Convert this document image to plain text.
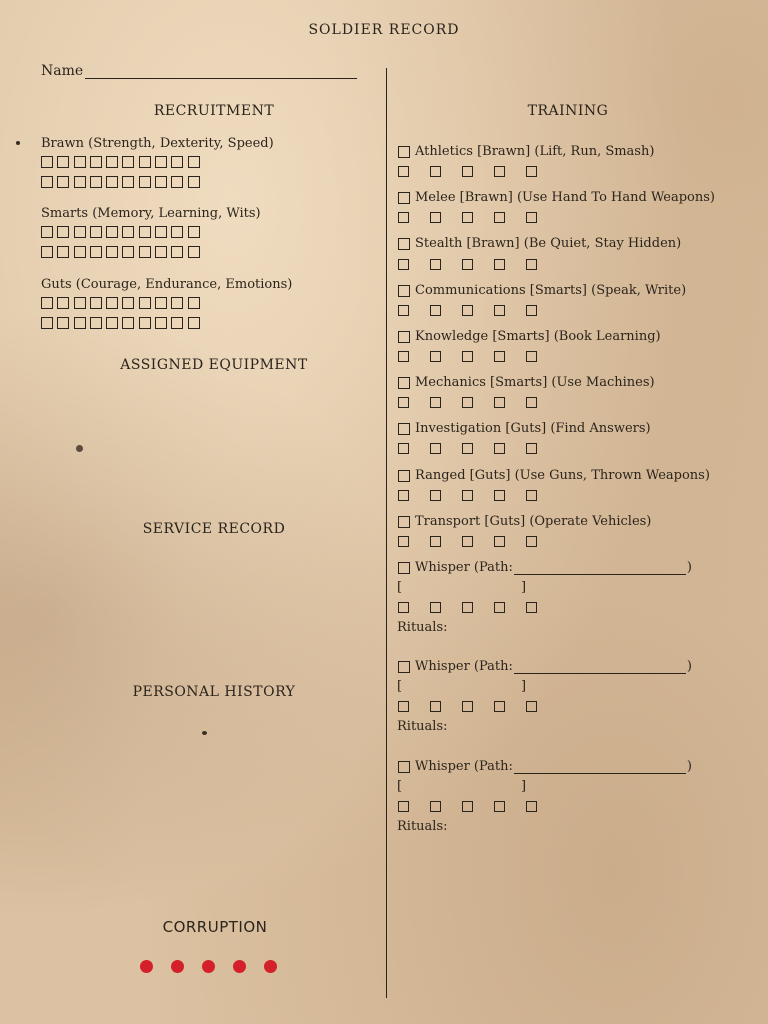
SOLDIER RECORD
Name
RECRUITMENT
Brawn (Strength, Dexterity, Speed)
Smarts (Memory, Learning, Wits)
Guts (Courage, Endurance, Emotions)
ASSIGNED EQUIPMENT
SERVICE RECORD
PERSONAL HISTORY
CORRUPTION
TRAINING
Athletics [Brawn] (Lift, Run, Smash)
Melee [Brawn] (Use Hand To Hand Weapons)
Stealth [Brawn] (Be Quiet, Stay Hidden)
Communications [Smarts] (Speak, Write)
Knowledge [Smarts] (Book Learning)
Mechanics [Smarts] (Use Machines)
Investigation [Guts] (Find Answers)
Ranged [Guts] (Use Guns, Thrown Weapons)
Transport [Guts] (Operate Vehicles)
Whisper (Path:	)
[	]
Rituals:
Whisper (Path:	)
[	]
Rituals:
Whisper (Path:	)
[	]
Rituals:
= = =
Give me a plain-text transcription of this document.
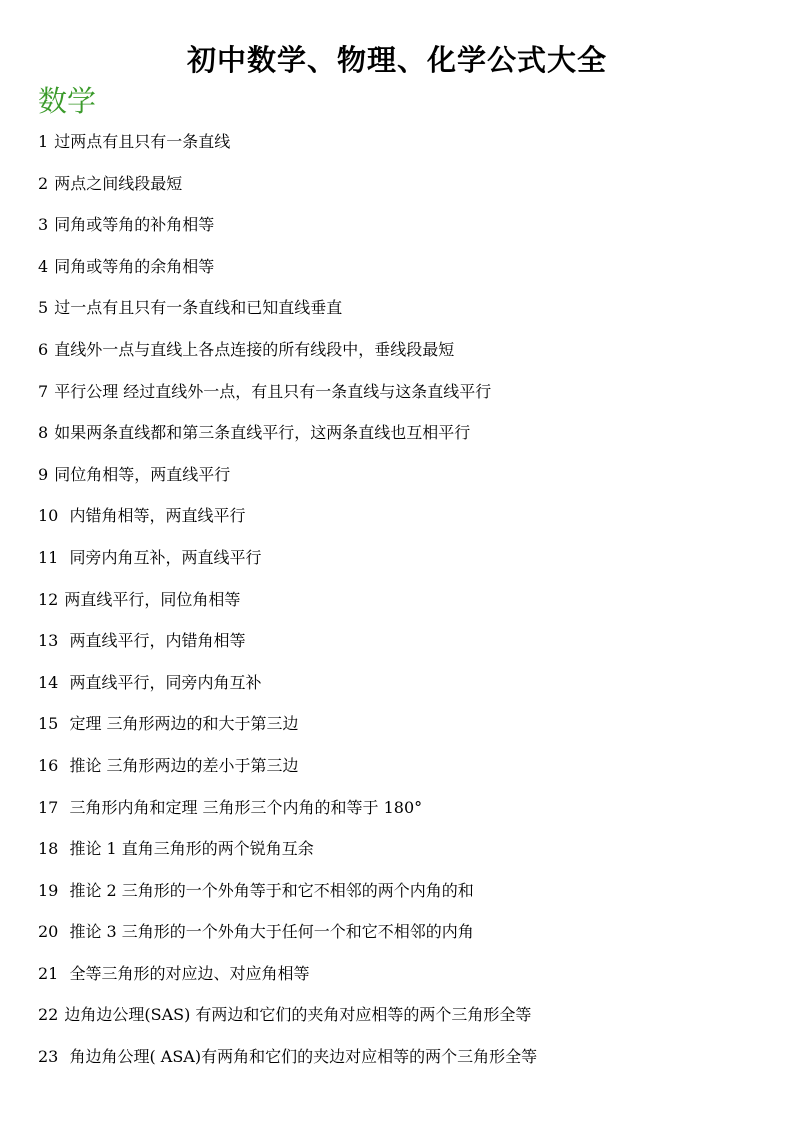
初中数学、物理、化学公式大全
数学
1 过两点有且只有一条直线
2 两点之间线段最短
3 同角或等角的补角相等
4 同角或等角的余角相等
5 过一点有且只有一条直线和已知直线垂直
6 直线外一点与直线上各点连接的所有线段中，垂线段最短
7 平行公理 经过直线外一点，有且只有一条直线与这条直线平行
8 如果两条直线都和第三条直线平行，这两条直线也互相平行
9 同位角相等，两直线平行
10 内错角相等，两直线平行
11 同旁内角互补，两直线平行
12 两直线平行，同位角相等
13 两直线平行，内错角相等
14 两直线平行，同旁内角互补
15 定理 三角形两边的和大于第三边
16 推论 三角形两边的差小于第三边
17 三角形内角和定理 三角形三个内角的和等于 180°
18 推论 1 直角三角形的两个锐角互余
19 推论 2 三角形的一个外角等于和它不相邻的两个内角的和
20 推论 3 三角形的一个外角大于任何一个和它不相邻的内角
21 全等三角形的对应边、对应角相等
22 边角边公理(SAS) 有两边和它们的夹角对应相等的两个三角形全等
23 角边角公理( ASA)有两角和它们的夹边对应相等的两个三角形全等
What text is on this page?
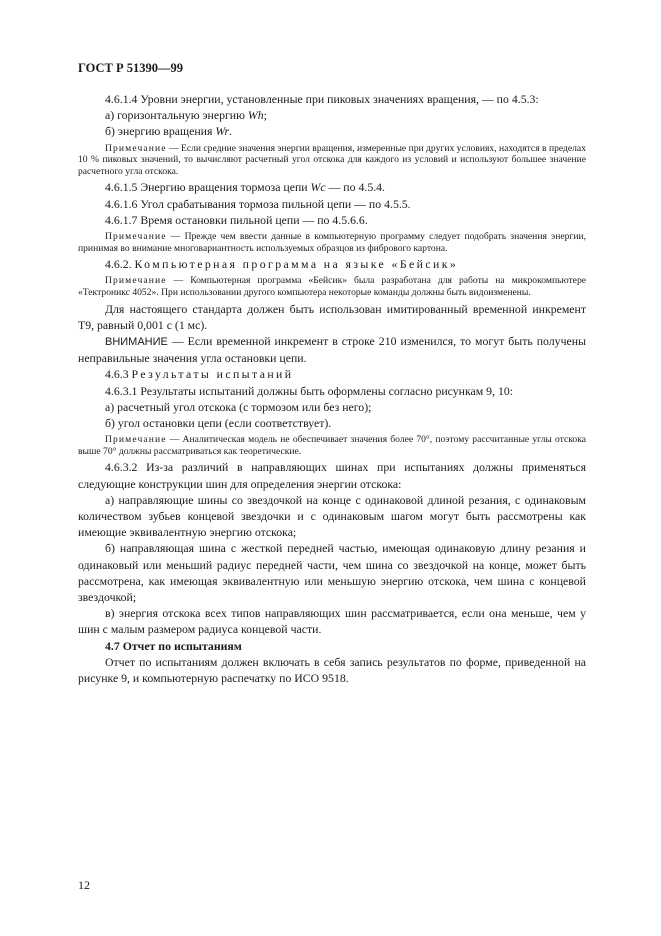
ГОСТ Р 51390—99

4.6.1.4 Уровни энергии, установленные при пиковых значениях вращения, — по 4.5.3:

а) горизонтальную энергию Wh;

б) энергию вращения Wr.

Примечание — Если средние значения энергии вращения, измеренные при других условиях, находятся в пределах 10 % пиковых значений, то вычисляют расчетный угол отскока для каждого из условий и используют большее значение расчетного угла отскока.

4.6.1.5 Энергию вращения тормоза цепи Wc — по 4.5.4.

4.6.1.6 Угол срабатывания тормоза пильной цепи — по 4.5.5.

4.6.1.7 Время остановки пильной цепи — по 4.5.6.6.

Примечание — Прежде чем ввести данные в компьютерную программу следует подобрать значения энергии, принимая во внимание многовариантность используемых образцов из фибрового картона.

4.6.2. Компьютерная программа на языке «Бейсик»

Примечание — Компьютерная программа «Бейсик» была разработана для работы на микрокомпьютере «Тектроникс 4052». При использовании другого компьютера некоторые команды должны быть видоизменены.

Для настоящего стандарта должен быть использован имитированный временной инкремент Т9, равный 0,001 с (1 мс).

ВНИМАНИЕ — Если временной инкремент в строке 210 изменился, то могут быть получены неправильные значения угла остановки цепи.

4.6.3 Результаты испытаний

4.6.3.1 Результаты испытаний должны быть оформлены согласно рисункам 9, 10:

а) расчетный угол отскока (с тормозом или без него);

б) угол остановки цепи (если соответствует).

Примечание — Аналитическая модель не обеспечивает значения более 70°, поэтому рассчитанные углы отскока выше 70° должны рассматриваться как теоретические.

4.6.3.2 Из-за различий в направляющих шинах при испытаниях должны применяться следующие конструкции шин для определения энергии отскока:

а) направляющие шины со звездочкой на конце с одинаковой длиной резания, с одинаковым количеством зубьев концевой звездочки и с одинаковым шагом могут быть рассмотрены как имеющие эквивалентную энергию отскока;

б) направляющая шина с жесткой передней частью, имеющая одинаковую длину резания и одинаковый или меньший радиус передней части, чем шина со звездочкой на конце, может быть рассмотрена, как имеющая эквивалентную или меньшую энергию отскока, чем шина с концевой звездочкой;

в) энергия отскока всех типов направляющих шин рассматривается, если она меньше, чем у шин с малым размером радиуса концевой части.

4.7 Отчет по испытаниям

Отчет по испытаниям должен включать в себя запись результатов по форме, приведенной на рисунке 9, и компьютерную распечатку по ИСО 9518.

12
= = =
Problem to solve: Each line in the data that holds the string "расчетный" should be found and copied.

In response:
Примечание — Если средние значения энергии вращения, измеренные при других условиях, находятся в пределах 10 % пиковых значений, то вычисляют расчетный угол отскока для каждого из условий и используют большее значение расчетного угла отскока.
а) расчетный угол отскока (с тормозом или без него);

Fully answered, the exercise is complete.